- [RECORDS FOR THIS TASK]:

--------------------

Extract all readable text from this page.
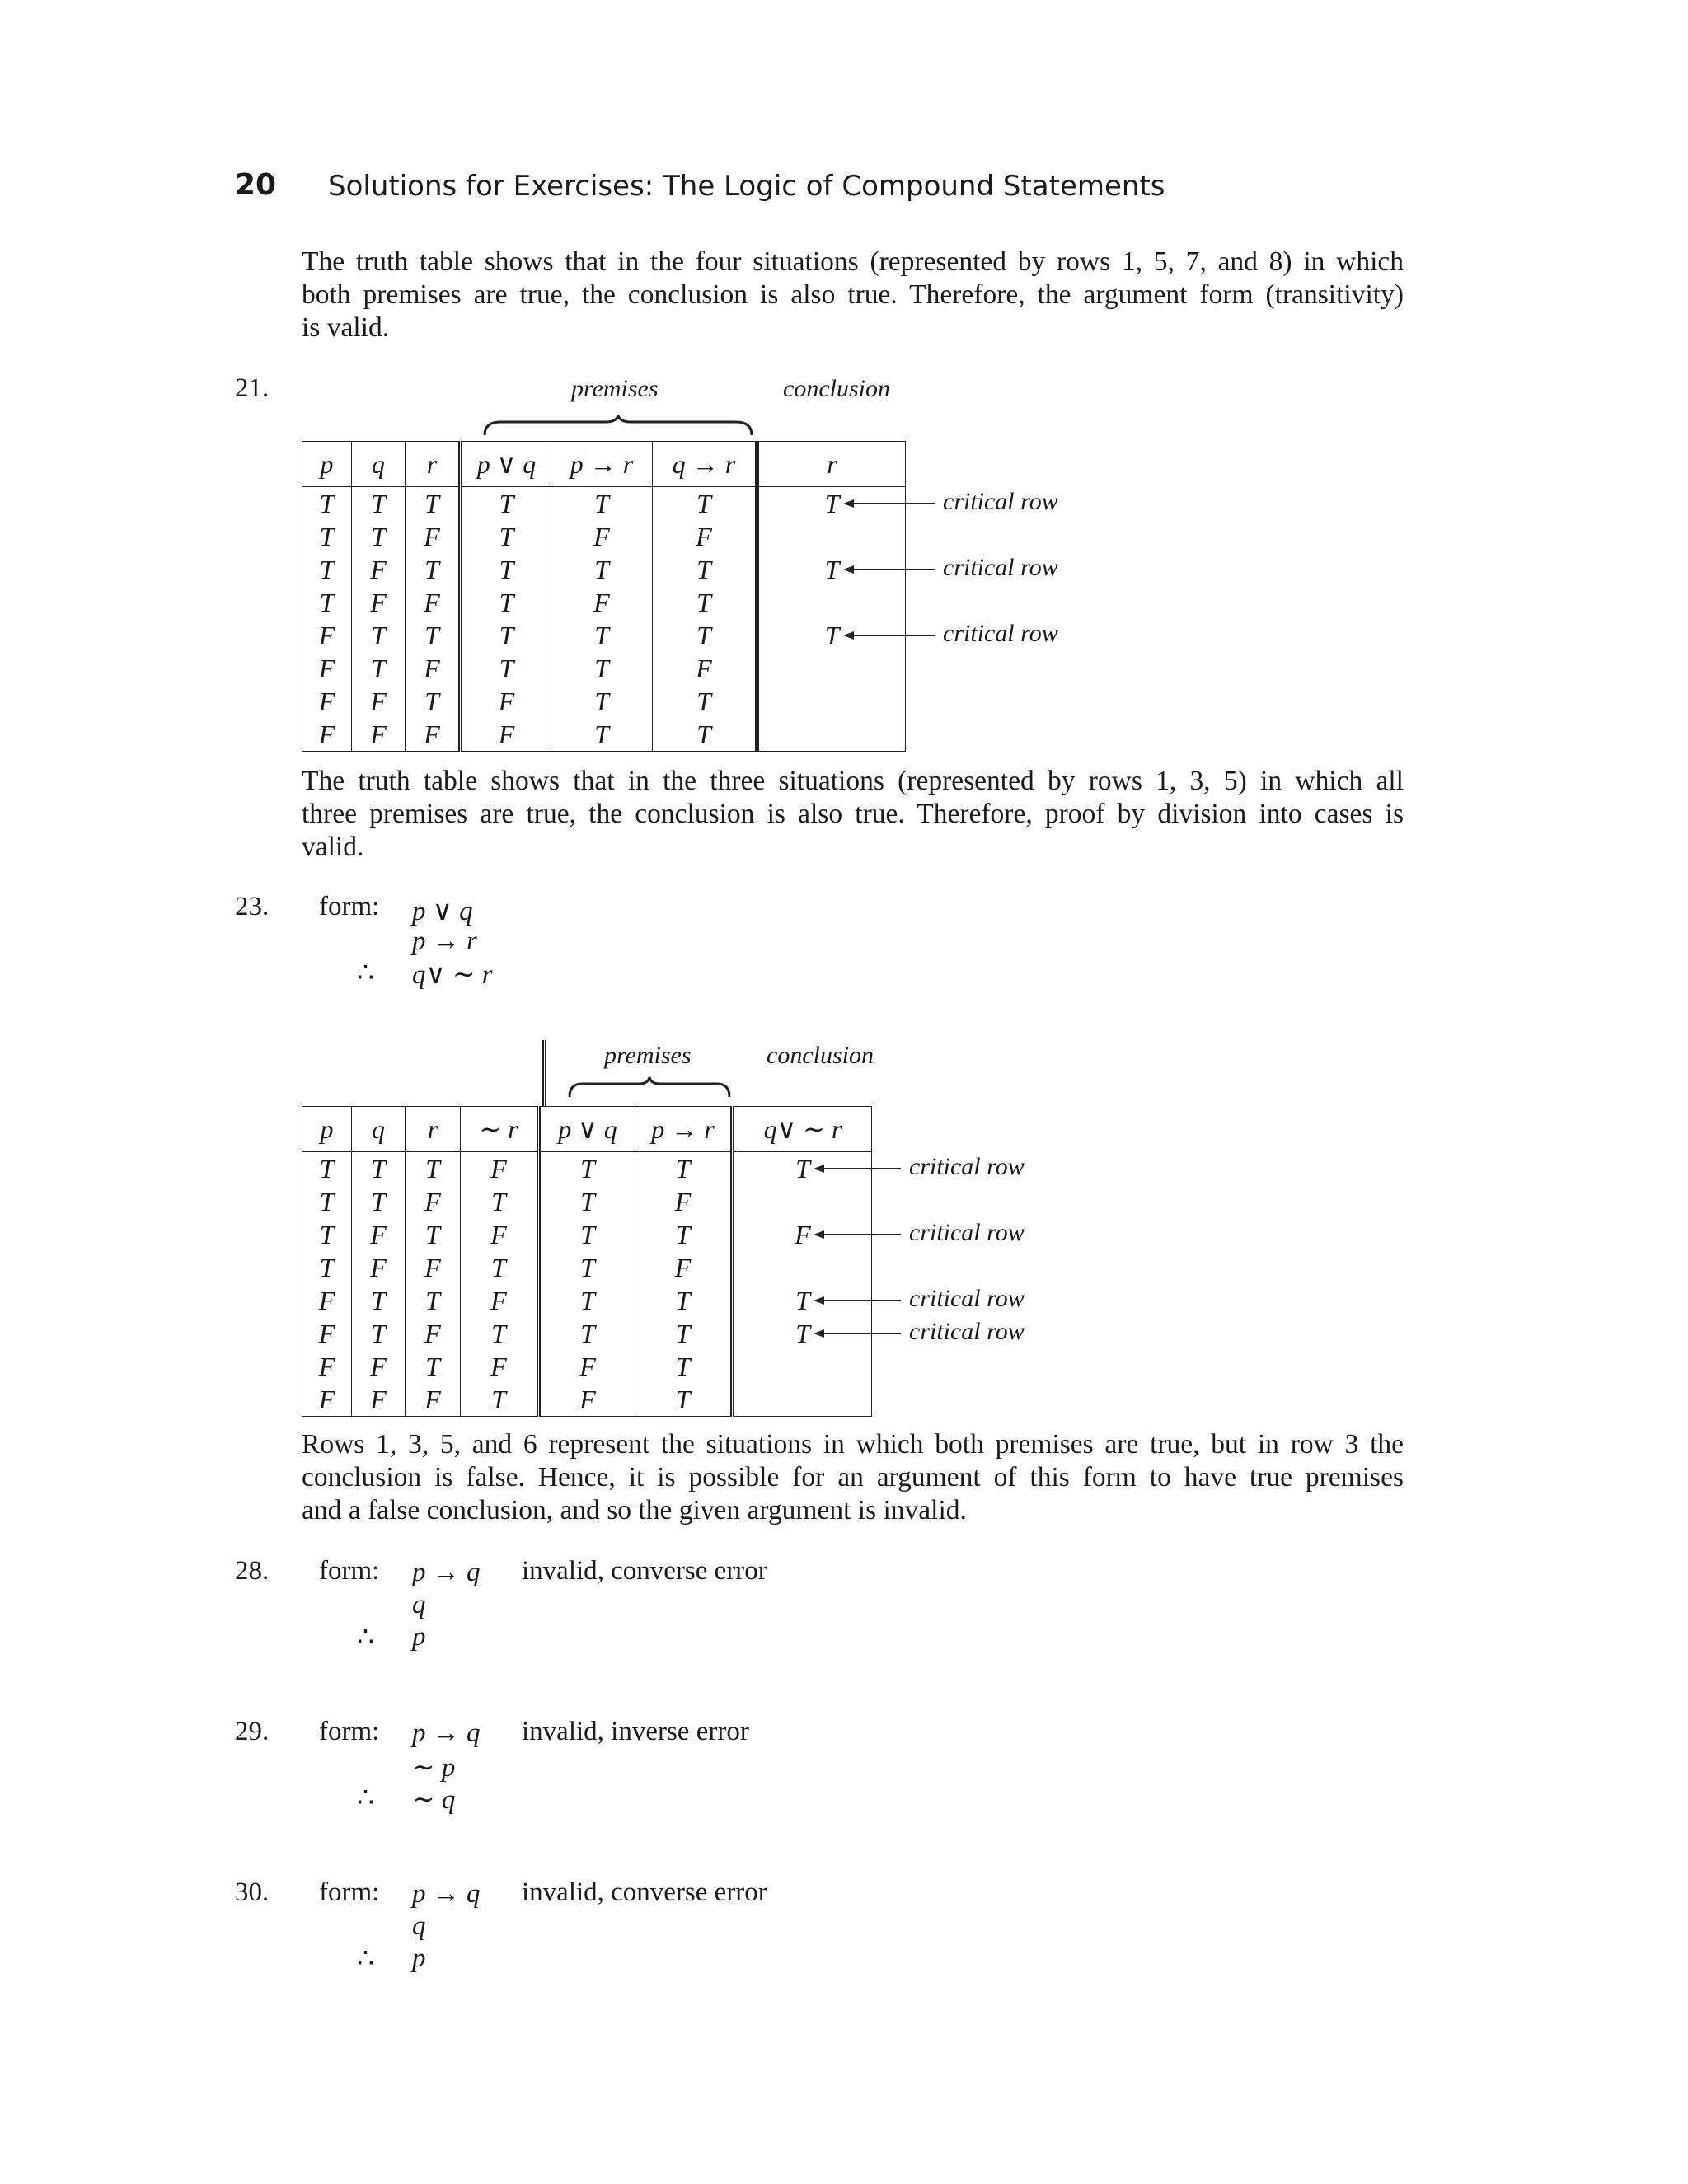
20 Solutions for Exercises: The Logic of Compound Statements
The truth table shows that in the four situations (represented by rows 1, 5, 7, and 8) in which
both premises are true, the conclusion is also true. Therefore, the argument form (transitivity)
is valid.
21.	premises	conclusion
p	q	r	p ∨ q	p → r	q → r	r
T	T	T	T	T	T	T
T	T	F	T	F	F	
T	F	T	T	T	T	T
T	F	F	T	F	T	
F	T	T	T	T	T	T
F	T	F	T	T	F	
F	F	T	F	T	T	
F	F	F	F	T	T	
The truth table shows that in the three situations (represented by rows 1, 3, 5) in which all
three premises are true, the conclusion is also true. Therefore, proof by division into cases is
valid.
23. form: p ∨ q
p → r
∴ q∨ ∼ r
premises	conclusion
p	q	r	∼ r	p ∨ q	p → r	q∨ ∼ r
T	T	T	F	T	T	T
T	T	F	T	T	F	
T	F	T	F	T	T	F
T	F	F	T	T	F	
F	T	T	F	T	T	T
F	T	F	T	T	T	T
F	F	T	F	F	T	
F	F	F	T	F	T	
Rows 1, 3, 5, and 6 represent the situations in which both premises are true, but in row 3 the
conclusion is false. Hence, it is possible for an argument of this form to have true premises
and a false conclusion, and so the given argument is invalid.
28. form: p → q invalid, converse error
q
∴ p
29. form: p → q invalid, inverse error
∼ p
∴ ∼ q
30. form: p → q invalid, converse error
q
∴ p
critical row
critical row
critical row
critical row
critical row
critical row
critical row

--------------------

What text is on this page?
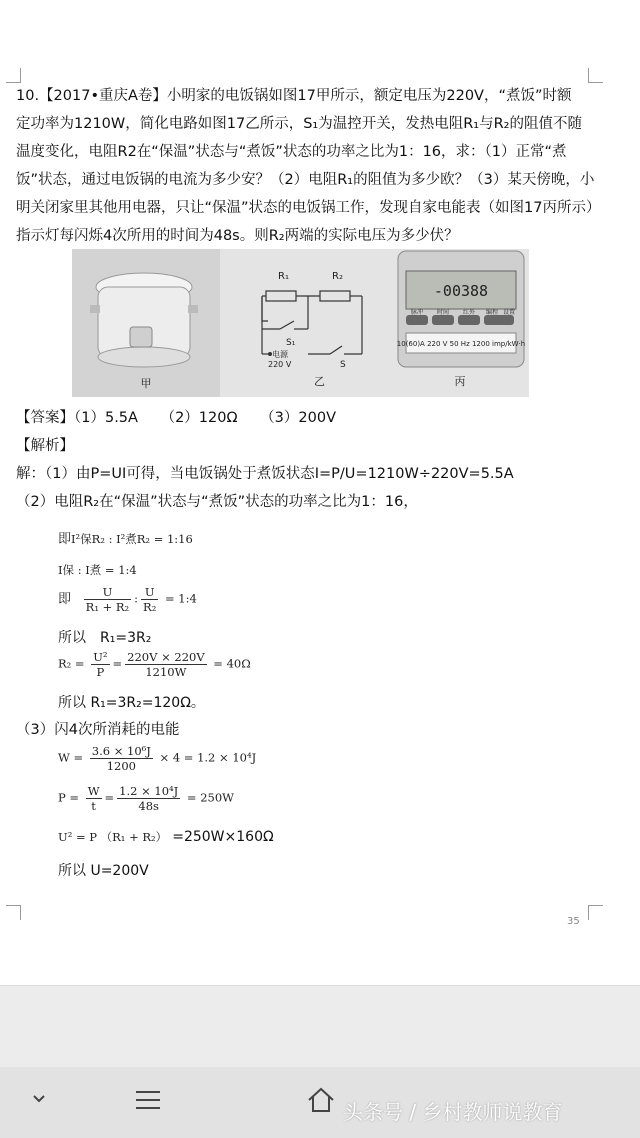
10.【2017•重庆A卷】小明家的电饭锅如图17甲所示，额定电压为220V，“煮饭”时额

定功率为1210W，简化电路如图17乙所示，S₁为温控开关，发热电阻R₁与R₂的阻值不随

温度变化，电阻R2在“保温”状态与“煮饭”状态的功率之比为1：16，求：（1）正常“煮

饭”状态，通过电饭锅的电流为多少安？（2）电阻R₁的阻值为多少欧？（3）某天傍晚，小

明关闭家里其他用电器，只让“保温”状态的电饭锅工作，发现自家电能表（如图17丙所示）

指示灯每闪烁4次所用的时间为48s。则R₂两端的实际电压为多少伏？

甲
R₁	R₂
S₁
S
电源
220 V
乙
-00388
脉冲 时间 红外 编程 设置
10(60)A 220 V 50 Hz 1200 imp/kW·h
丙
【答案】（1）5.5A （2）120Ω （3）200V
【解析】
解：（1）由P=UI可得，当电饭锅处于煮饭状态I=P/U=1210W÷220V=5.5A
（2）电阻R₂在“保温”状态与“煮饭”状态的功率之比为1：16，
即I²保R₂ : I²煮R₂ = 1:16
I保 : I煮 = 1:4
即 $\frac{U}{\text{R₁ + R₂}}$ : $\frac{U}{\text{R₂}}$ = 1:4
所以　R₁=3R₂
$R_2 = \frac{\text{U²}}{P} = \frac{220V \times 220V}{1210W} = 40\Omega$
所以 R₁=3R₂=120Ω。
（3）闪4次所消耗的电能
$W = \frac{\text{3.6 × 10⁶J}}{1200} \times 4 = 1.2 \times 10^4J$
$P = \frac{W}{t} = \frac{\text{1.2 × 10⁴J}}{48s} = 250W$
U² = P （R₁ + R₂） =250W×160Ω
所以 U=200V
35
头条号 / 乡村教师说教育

--------------------

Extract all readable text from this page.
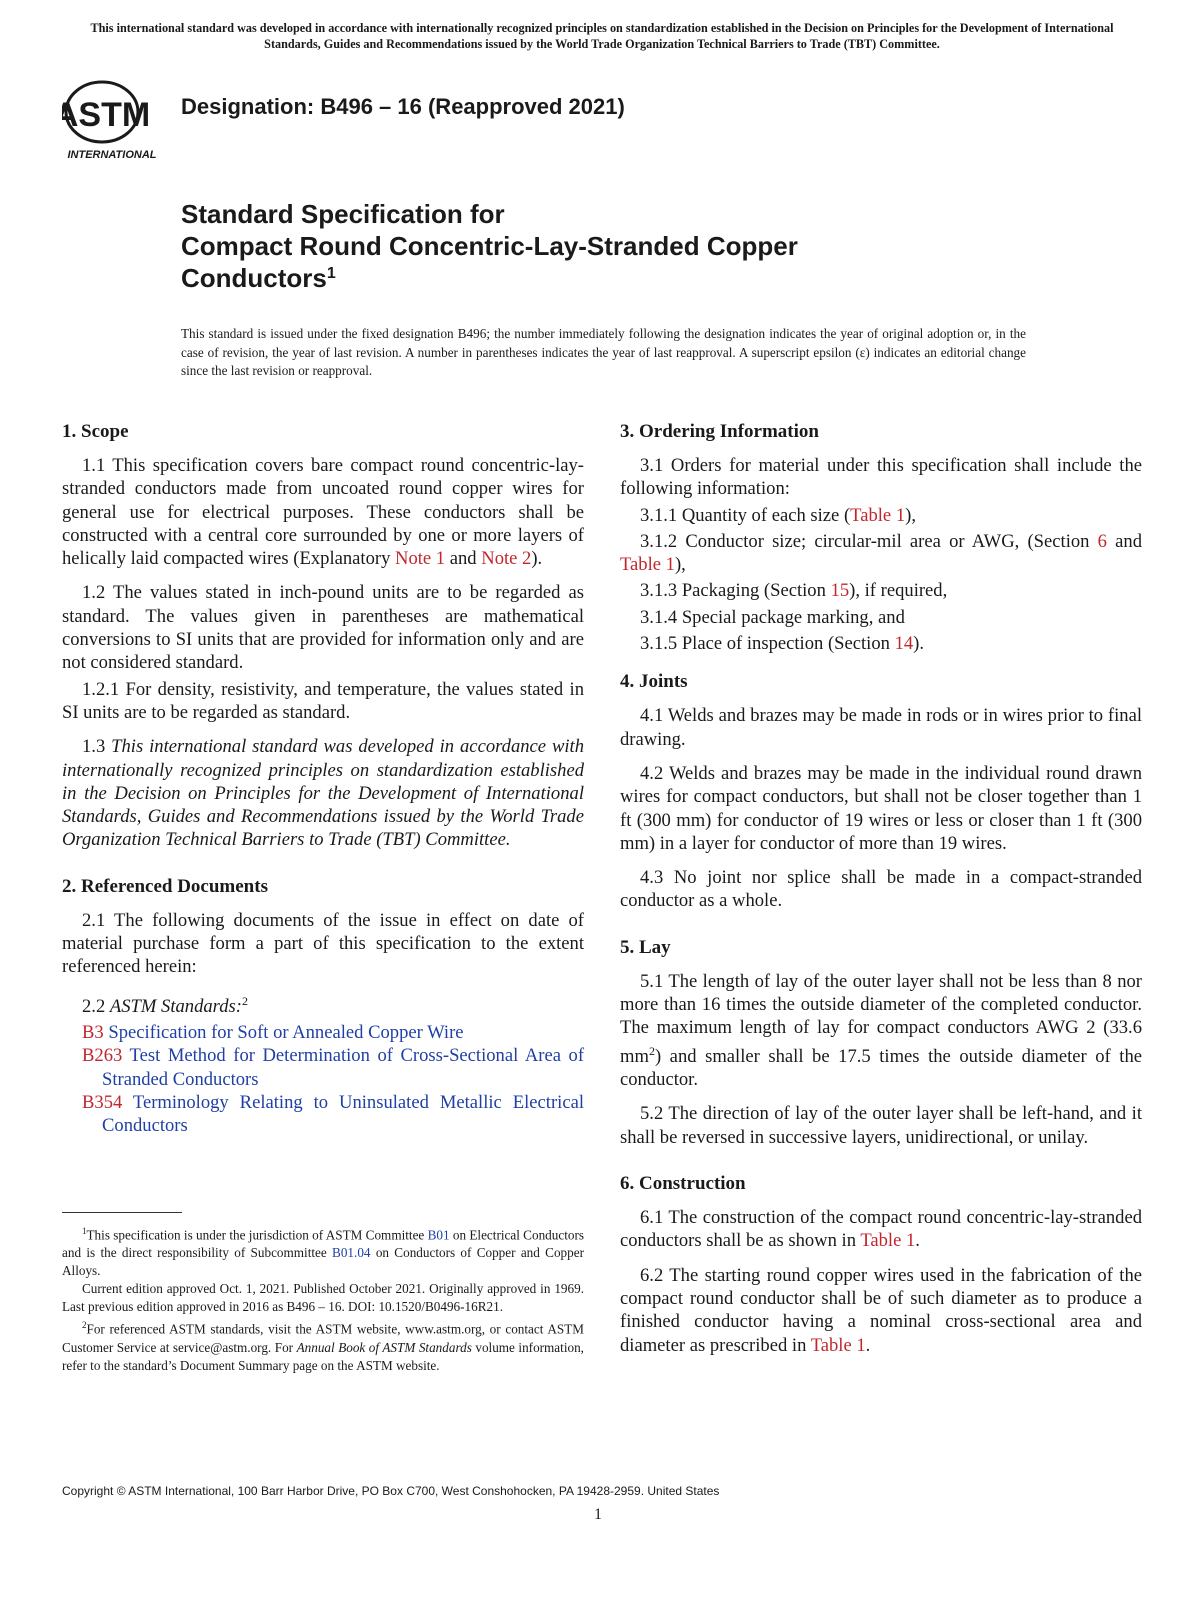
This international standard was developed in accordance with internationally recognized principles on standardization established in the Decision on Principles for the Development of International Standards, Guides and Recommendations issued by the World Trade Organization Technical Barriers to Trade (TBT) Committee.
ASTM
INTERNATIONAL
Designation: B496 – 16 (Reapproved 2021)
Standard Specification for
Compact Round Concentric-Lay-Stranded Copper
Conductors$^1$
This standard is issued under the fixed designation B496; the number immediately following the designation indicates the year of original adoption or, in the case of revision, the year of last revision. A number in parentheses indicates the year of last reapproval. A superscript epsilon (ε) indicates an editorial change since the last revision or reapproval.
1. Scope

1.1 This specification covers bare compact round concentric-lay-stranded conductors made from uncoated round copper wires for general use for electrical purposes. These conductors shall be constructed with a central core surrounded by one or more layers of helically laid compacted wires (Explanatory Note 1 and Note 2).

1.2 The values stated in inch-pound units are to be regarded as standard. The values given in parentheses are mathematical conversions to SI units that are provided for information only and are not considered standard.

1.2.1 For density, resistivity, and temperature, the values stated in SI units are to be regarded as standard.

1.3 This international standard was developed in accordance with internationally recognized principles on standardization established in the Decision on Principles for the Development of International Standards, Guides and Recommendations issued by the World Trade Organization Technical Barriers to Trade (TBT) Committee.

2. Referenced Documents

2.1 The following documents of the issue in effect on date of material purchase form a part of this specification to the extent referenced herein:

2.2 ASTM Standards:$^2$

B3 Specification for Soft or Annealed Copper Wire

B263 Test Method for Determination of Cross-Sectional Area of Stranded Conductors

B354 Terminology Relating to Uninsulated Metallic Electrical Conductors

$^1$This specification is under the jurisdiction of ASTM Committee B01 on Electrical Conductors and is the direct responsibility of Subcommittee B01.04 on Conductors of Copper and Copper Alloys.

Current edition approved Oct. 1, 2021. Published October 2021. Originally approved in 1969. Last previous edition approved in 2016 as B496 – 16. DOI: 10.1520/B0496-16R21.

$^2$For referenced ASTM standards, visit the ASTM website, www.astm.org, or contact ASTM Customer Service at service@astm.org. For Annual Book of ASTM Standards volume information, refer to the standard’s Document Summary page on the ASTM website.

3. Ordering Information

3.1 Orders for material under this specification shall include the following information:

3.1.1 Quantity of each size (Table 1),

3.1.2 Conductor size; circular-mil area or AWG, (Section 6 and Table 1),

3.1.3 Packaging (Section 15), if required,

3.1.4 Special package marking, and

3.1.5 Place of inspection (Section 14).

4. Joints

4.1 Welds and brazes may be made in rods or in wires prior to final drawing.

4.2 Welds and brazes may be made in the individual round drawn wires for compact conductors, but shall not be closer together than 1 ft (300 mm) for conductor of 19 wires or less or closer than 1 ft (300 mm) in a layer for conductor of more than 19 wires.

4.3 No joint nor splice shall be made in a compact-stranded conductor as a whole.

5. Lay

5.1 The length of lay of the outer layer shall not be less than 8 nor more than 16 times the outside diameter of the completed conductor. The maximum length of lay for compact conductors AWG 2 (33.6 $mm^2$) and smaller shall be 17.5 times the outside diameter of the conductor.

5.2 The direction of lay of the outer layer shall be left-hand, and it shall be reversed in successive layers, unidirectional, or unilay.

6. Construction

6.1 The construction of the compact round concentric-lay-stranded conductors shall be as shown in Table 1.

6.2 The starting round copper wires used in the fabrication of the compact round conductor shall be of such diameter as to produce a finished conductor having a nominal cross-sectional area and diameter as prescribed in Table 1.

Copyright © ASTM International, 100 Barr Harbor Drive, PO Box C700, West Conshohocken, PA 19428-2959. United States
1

--------------------

Report how many lines contain "stated". Give nothing but the number.

2